[GOAL] Copy every line of the listing that holds the string "Scottish".

··· INFORMATION GIVEN ···

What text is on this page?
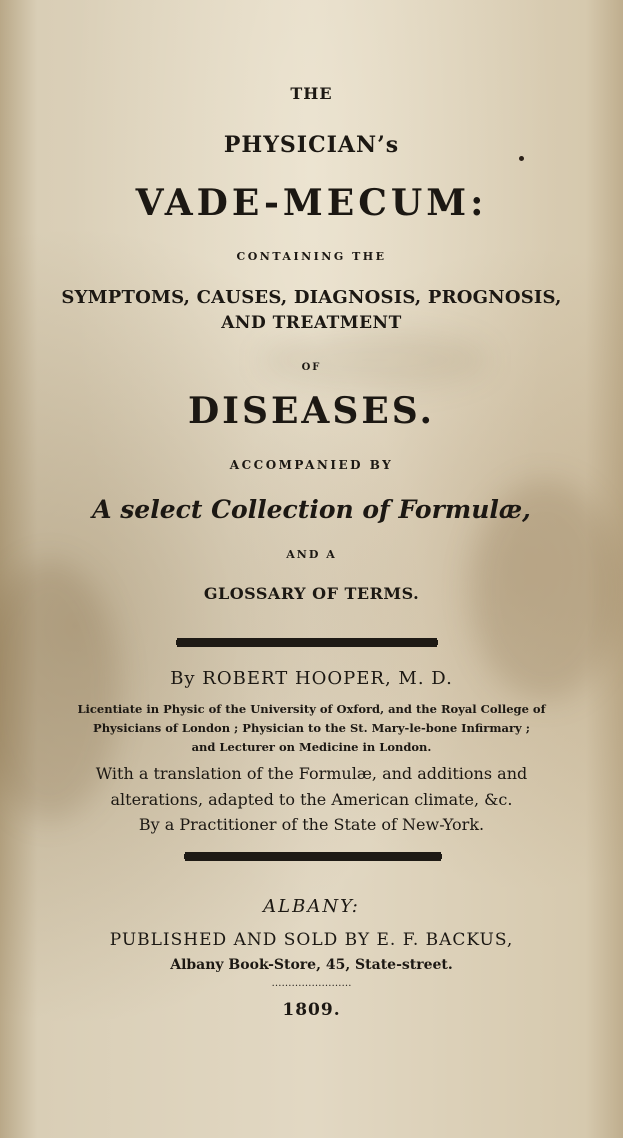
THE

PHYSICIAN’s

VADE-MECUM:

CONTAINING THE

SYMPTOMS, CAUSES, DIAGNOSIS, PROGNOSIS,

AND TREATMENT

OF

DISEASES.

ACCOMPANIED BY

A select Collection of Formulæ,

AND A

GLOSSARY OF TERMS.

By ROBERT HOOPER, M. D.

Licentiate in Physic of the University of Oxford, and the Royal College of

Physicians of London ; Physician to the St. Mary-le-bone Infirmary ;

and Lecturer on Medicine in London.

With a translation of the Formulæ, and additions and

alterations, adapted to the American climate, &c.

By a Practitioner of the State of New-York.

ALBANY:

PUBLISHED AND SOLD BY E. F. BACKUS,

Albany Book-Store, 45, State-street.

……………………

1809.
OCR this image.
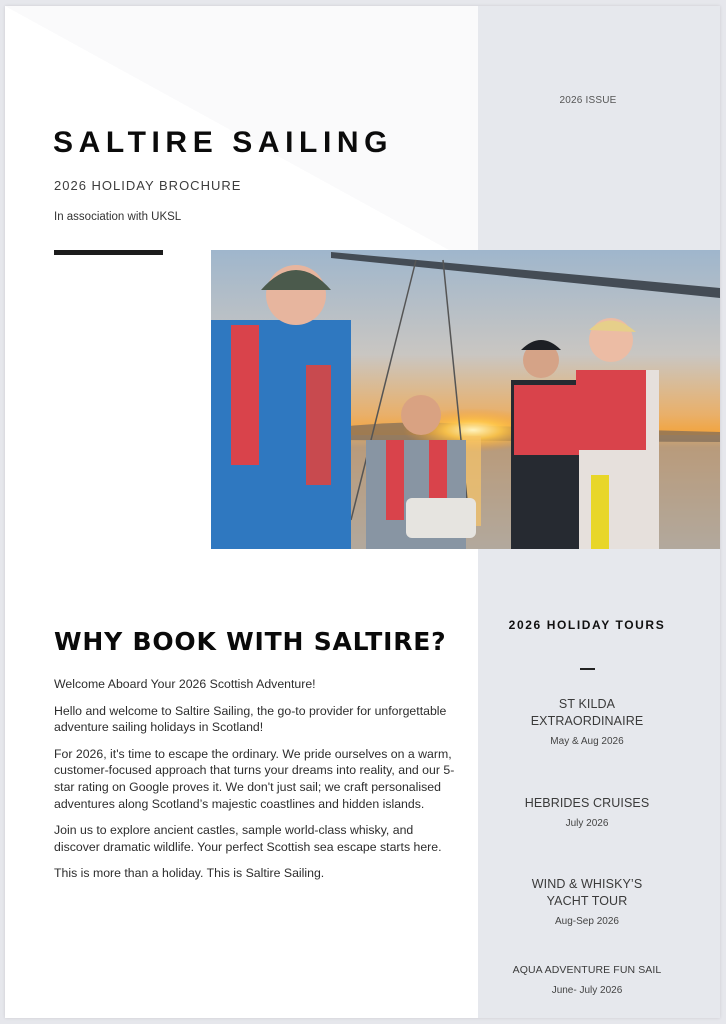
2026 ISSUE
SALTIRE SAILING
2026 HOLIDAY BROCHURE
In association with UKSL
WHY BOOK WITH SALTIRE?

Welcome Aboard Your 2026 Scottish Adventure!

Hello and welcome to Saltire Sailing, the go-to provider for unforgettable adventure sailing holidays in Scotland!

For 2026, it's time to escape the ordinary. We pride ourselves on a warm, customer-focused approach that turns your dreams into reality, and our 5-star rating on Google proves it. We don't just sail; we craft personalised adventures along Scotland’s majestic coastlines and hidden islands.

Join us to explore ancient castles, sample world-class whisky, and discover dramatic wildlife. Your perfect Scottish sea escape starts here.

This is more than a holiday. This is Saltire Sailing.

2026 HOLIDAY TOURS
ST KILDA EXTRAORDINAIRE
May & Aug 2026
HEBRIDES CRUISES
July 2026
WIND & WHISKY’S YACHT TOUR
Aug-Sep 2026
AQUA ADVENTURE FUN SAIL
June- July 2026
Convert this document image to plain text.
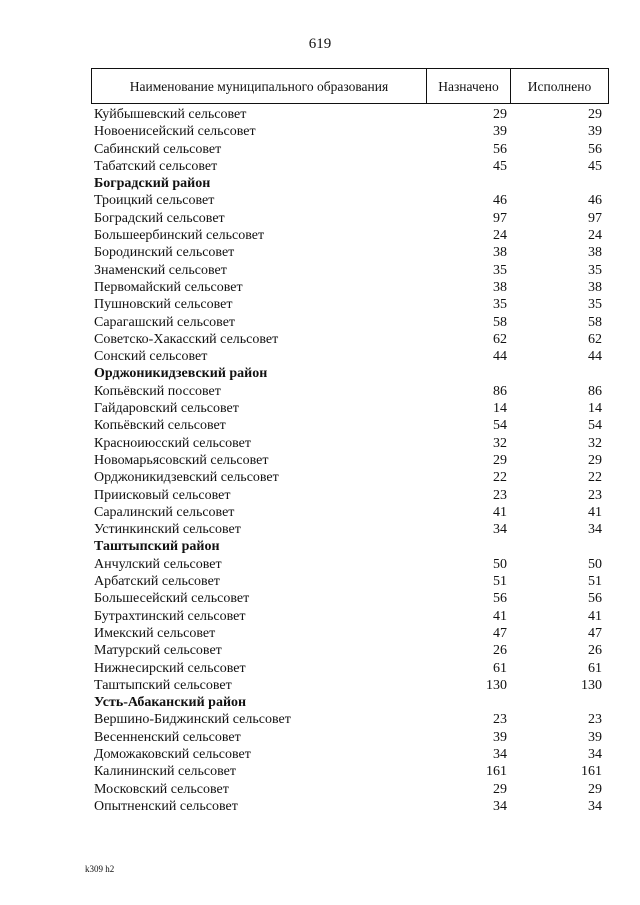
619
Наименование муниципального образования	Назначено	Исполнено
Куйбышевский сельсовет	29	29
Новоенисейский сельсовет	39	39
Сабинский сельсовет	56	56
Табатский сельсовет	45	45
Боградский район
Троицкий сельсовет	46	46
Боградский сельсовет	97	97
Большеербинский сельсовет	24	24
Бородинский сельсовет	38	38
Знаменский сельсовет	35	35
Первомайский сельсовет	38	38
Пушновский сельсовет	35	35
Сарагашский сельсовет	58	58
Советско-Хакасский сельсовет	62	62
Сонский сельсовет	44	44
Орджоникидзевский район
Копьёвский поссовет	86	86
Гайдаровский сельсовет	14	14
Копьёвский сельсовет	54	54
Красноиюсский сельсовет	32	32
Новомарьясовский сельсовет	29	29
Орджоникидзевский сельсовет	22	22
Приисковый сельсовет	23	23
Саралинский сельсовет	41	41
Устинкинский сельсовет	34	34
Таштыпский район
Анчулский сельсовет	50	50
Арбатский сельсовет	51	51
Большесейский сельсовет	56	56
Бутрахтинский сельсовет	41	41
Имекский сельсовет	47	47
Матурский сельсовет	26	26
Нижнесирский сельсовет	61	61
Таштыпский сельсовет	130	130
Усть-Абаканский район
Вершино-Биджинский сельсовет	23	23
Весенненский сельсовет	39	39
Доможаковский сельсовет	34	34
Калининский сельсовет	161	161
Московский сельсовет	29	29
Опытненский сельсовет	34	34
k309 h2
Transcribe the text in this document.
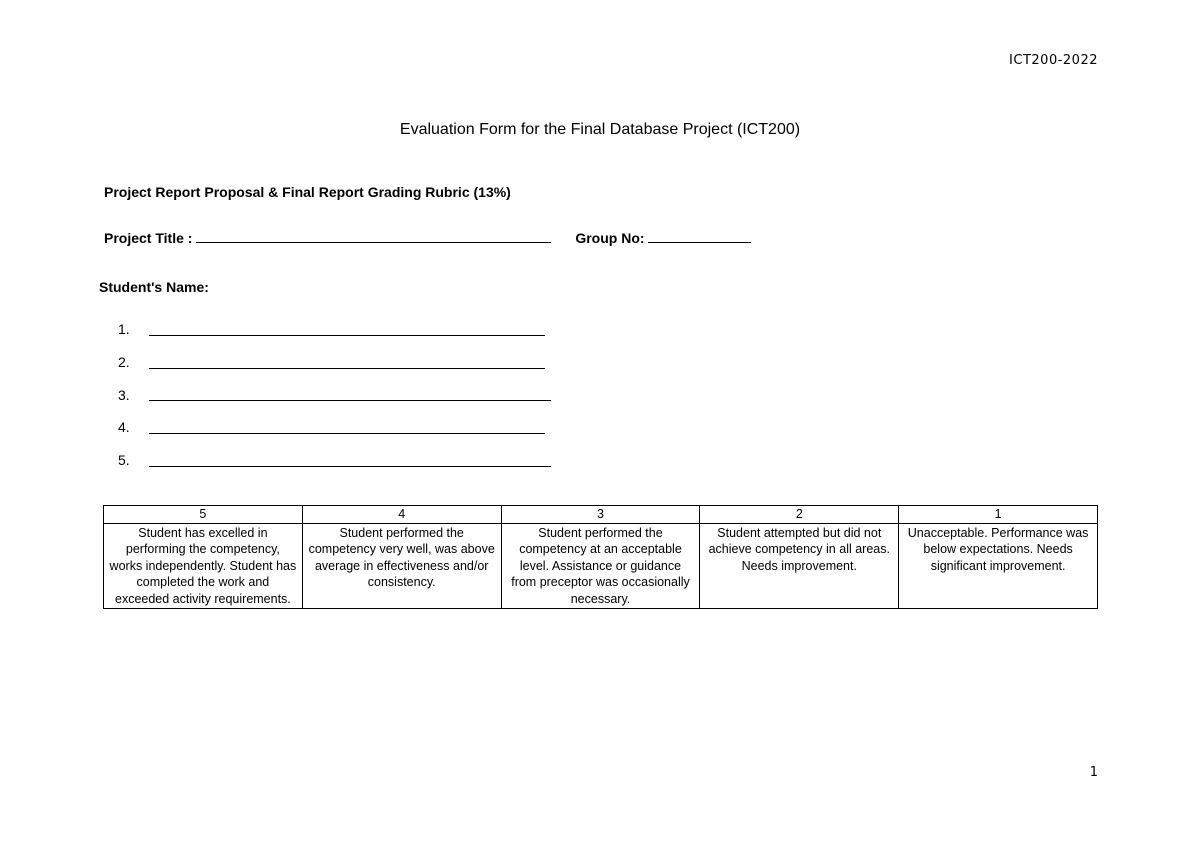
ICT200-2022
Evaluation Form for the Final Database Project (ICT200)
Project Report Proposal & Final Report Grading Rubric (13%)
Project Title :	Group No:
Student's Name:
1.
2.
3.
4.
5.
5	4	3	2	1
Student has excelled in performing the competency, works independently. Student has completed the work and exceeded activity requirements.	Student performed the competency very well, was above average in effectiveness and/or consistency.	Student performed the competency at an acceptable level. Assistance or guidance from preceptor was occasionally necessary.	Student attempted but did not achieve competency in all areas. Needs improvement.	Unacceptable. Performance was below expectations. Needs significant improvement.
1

···
··· INFORMATION GIVEN ···

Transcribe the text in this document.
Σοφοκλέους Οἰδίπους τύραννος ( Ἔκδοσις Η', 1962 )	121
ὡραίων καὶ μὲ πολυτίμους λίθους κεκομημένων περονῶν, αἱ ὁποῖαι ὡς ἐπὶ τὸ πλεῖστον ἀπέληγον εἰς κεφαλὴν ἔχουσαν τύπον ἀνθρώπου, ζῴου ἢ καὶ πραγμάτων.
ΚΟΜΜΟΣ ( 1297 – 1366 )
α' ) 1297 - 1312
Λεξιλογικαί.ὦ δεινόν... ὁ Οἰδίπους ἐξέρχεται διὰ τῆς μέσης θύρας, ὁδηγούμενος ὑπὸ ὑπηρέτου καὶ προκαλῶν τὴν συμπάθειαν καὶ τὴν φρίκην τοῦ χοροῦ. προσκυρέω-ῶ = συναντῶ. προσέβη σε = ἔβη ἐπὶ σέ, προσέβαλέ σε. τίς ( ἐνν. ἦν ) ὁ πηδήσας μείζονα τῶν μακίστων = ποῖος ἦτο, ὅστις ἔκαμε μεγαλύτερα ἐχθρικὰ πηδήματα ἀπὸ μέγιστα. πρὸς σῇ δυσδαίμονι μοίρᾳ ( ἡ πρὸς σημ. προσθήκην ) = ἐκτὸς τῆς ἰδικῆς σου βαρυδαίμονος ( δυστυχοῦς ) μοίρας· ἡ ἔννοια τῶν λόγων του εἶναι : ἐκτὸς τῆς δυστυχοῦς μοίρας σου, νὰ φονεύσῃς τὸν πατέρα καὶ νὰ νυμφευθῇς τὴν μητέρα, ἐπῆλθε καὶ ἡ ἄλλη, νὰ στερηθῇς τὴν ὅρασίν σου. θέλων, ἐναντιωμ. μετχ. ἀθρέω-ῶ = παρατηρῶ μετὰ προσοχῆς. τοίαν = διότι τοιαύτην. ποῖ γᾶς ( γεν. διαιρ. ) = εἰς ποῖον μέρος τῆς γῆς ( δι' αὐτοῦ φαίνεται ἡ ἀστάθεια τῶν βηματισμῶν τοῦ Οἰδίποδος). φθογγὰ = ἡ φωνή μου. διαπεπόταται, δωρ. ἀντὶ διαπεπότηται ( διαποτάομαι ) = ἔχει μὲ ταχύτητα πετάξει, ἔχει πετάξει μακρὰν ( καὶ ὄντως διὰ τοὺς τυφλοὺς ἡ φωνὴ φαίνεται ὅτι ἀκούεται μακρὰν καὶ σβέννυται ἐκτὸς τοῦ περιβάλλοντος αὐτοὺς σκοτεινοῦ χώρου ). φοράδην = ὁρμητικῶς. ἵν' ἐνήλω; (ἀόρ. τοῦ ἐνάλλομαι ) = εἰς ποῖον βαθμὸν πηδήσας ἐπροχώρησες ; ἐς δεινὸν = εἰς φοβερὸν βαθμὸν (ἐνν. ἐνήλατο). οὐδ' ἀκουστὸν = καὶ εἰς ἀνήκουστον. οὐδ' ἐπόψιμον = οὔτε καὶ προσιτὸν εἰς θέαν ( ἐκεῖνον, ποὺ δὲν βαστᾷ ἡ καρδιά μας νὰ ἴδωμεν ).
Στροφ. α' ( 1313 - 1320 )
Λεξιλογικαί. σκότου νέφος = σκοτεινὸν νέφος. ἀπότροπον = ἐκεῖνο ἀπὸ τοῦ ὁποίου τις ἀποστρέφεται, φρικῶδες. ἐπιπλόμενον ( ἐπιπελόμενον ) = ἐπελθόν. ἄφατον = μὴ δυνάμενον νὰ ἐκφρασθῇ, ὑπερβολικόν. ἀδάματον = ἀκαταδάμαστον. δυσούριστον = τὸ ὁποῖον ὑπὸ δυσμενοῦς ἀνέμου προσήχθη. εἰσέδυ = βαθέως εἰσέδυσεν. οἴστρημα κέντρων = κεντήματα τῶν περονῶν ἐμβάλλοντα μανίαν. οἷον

···

[FINAL RESULT]
Welcome Aboard Your 2026 Scottish Adventure!
Join us to explore ancient castles, sample world-class whisky, and discover dramatic wildlife. Your perfect Scottish sea escape starts here.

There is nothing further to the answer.